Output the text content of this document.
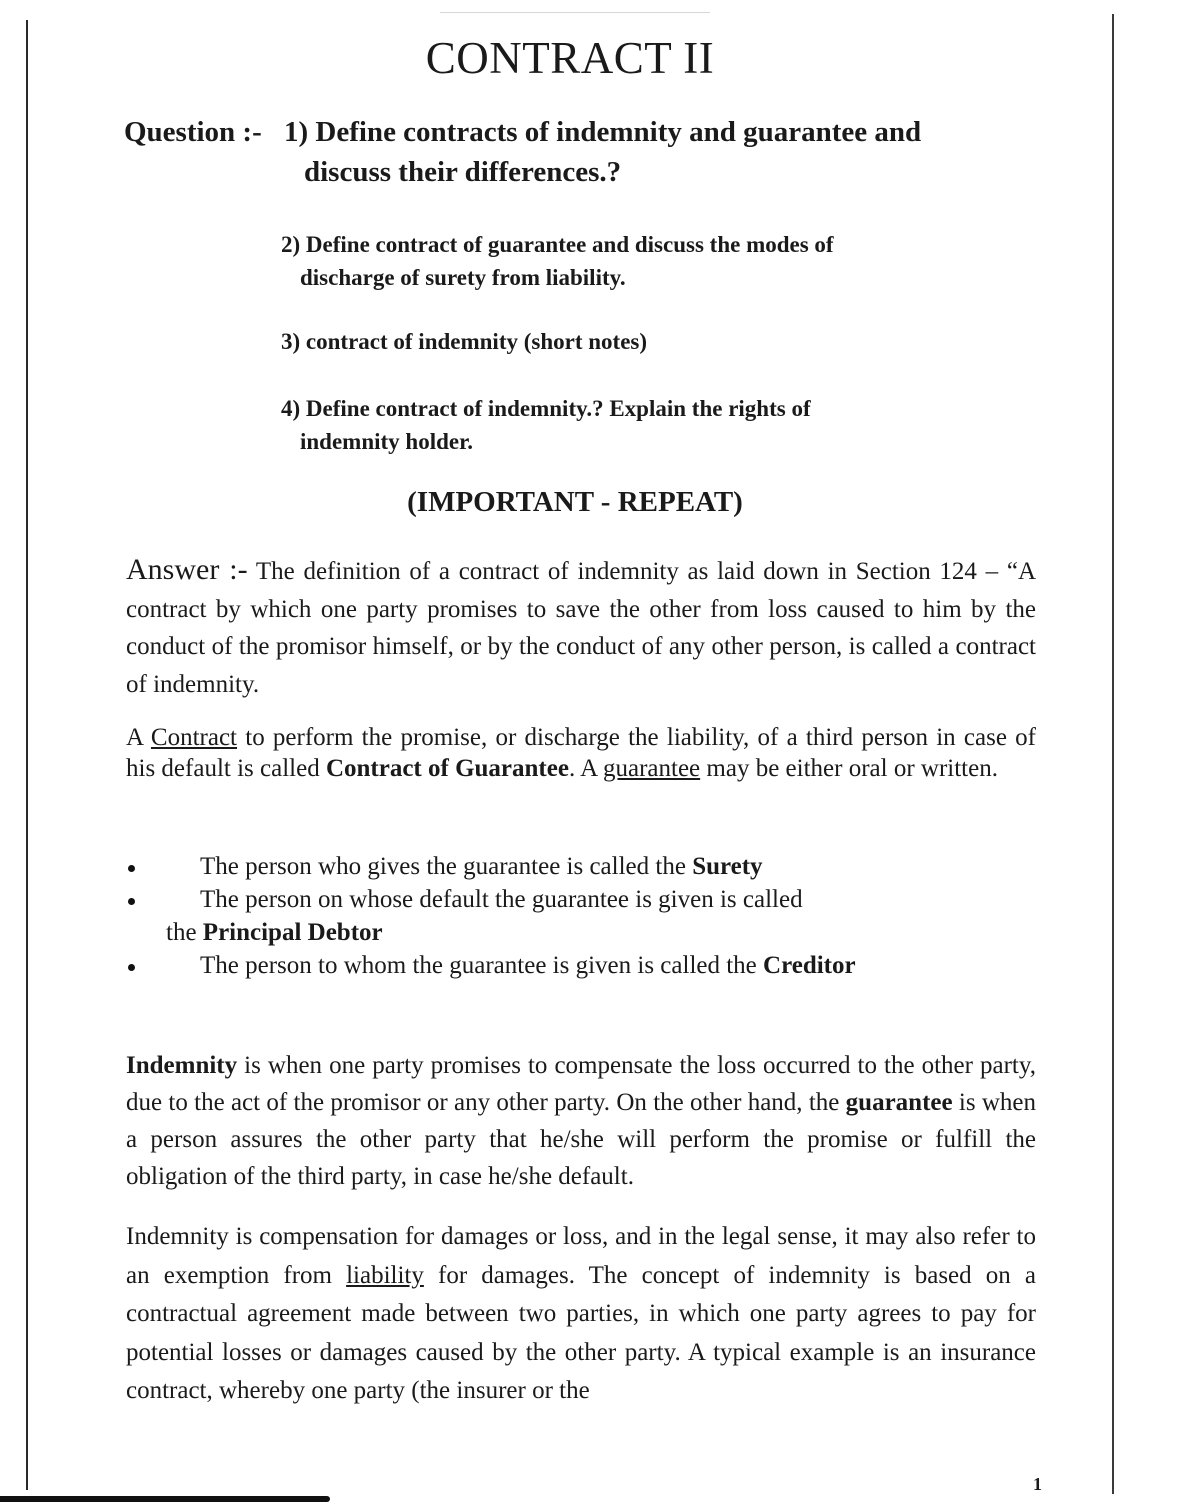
CONTRACT II
Question :- 1) Define contracts of indemnity and guarantee and
discuss their differences.?
2) Define contract of guarantee and discuss the modes of
discharge of surety from liability.
3) contract of indemnity (short notes)
4) Define contract of indemnity.? Explain the rights of
indemnity holder.
(IMPORTANT - REPEAT)

Answer :- The definition of a contract of indemnity as laid down in Section 124 – “A contract by which one party promises to save the other from loss caused to him by the conduct of the promisor himself, or by the conduct of any other person, is called a contract of indemnity.

A Contract to perform the promise, or discharge the liability, of a third person in case of his default is called Contract of Guarantee. A guarantee may be either oral or written.

The person who gives the guarantee is called the Surety
The person on whose default the guarantee is given is called
the Principal Debtor
The person to whom the guarantee is given is called the Creditor

Indemnity is when one party promises to compensate the loss occurred to the other party, due to the act of the promisor or any other party. On the other hand, the guarantee is when a person assures the other party that he/she will perform the promise or fulfill the obligation of the third party, in case he/she default.

Indemnity is compensation for damages or loss, and in the legal sense, it may also refer to an exemption from liability for damages. The concept of indemnity is based on a contractual agreement made between two parties, in which one party agrees to pay for potential losses or damages caused by the other party. A typical example is an insurance contract, whereby one party (the insurer or the

1
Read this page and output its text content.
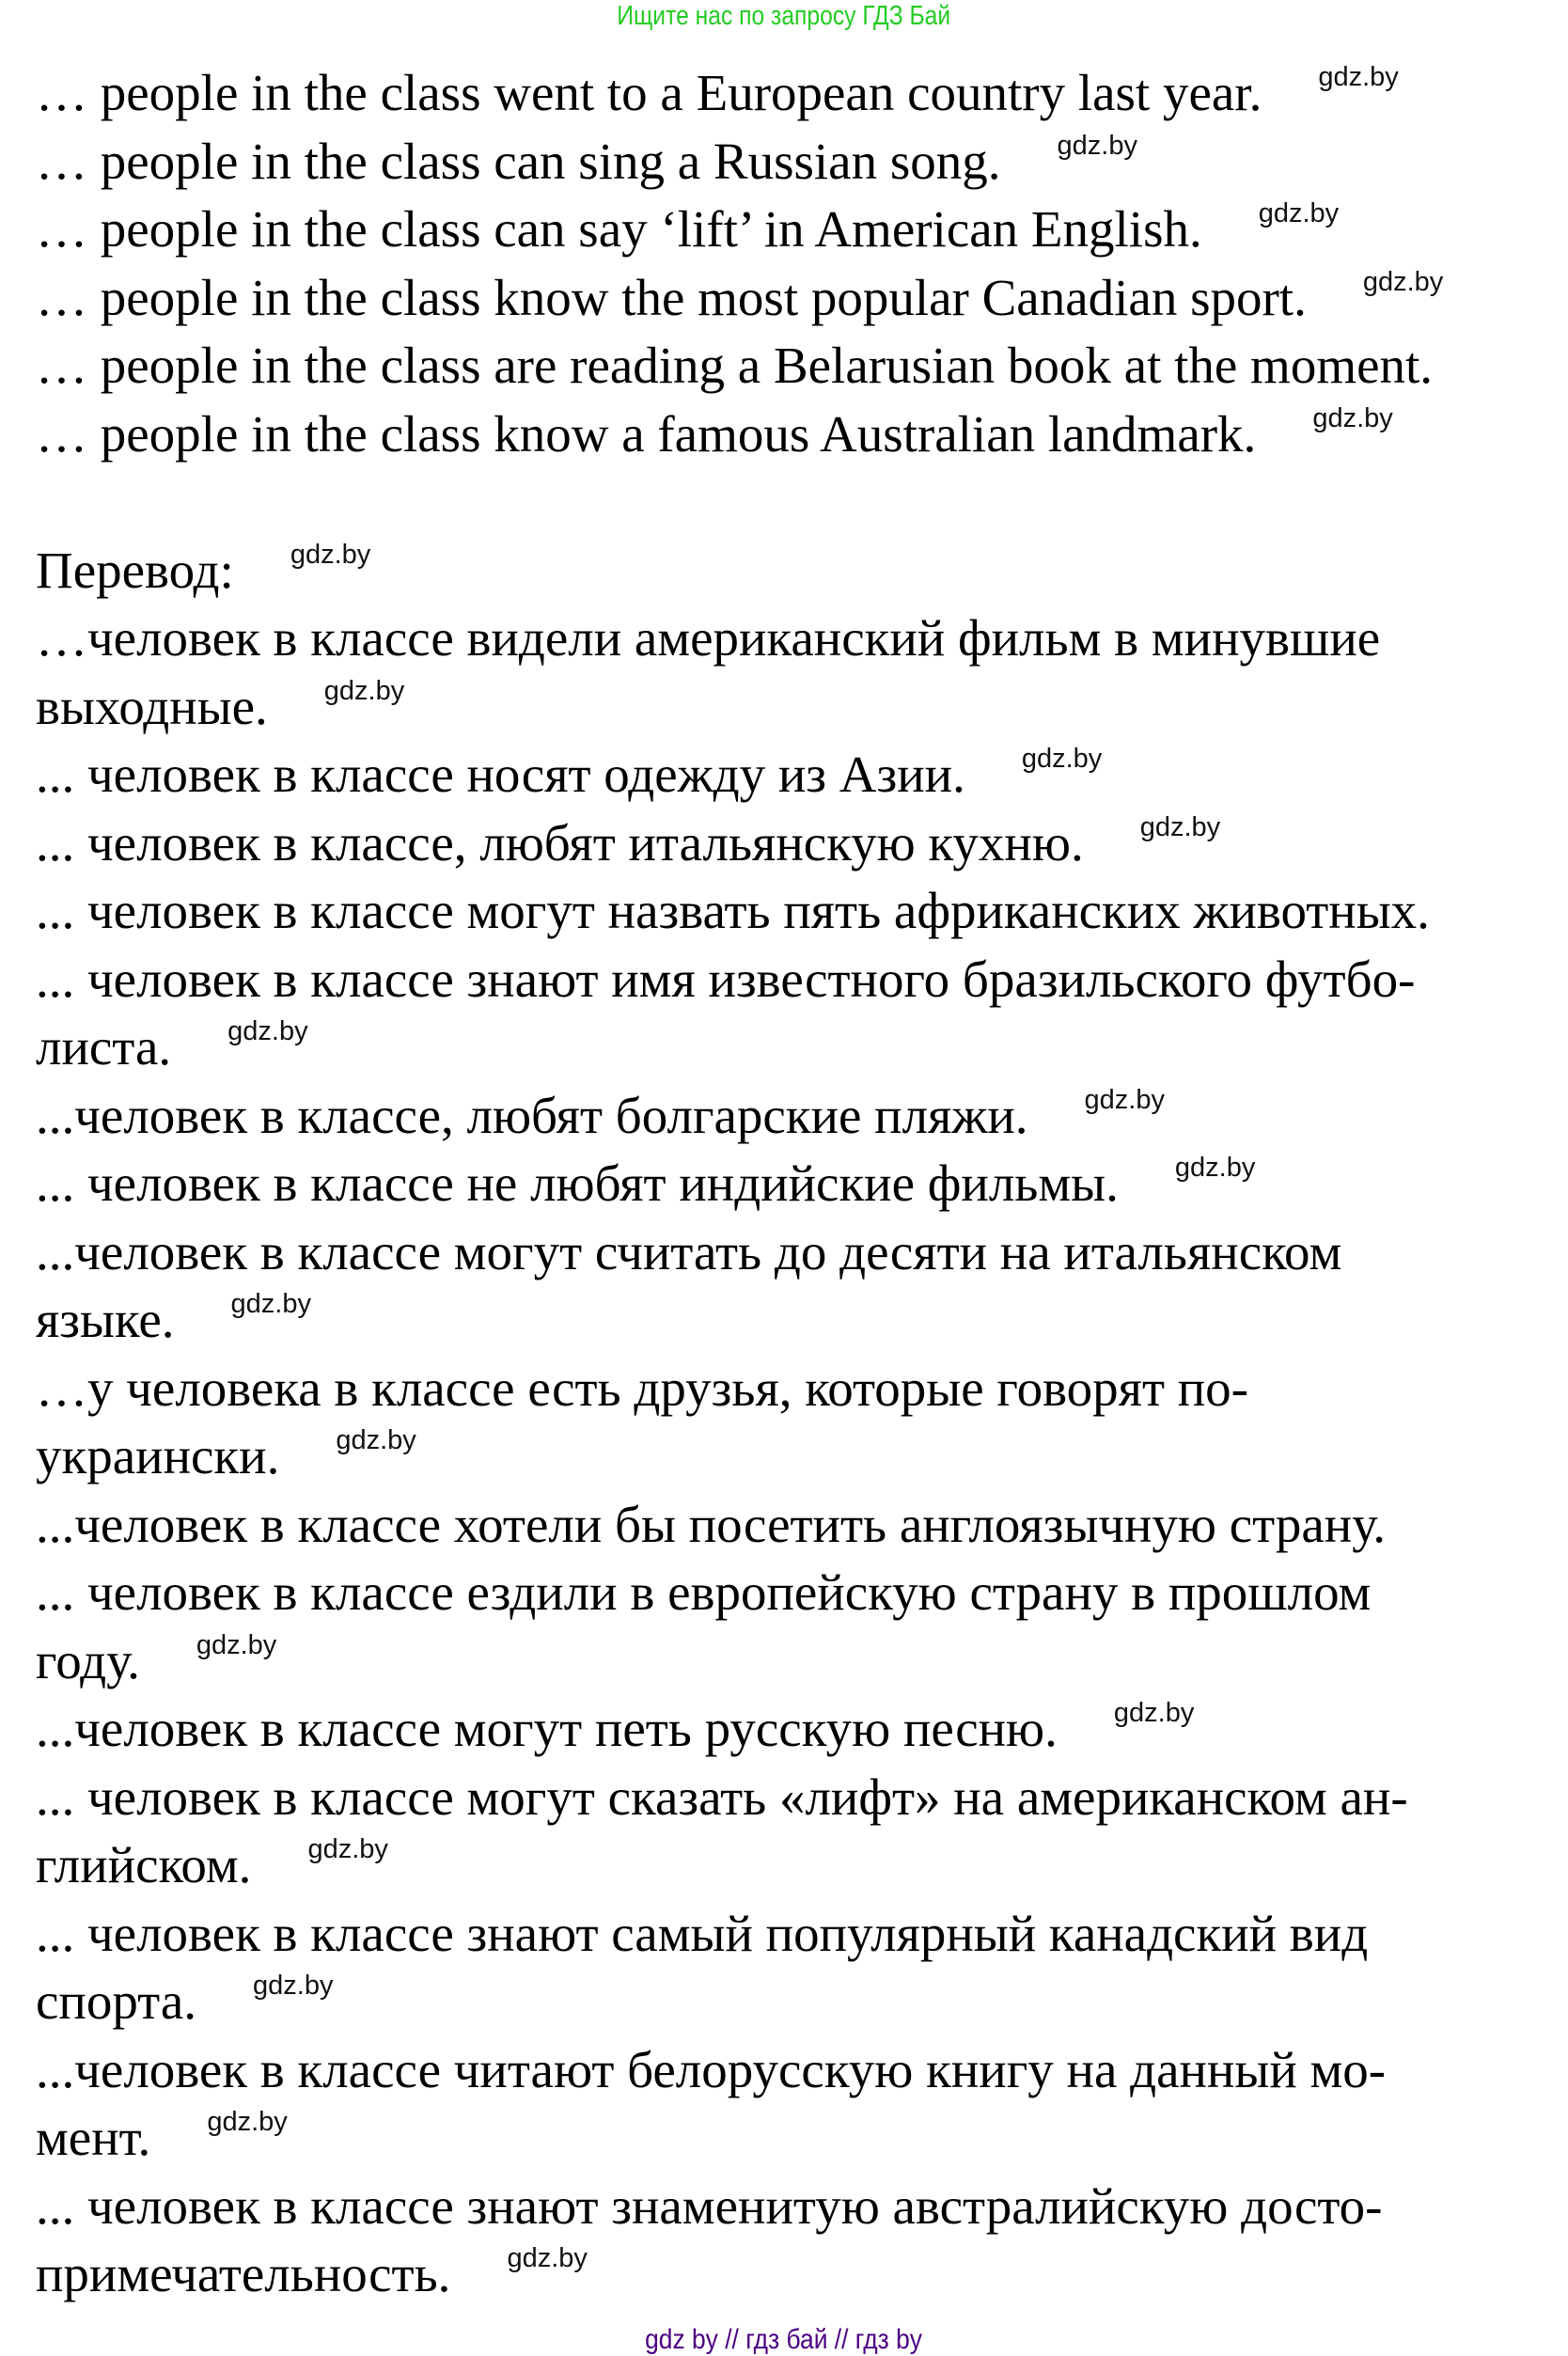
Ищите нас по запросу ГДЗ Бай
… people in the class went to a European country last year. gdz.by
… people in the class can sing a Russian song. gdz.by
… people in the class can say ‘lift’ in American English. gdz.by
… people in the class know the most popular Canadian sport. gdz.by
… people in the class are reading a Belarusian book at the moment.
… people in the class know a famous Australian landmark. gdz.by
Перевод: gdz.by
…человек в классе видели американский фильм в минувшие
выходные. gdz.by
... человек в классе носят одежду из Азии. gdz.by
... человек в классе, любят итальянскую кухню. gdz.by
... человек в классе могут назвать пять африканских животных.
... человек в классе знают имя известного бразильского футбо-
листа. gdz.by
...человек в классе, любят болгарские пляжи. gdz.by
... человек в классе не любят индийские фильмы. gdz.by
...человек в классе могут считать до десяти на итальянском
языке. gdz.by
…у человека в классе есть друзья, которые говорят по-
украински. gdz.by
...человек в классе хотели бы посетить англоязычную страну.
... человек в классе ездили в европейскую страну в прошлом
году. gdz.by
...человек в классе могут петь русскую песню. gdz.by
... человек в классе могут сказать «лифт» на американском ан-
глийском. gdz.by
... человек в классе знают самый популярный канадский вид
спорта. gdz.by
...человек в классе читают белорусскую книгу на данный мо-
мент. gdz.by
... человек в классе знают знаменитую австралийскую досто-
примечательность. gdz.by
gdz by // гдз бай // гдз by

....................

_What this task involves_: Pull out every line of the records above that contains the word "case".

_Task response_:
A Contract to perform the promise, or discharge the liability, of a third person in case of his default is called Contract of Guarantee. A guarantee may be either oral or written.
Indemnity is when one party promises to compensate the loss occurred to the other party, due to the act of the promisor or any other party. On the other hand, the guarantee is when a person assures the other party that he/she will perform the promise or fulfill the obligation of the third party, in case he/she default.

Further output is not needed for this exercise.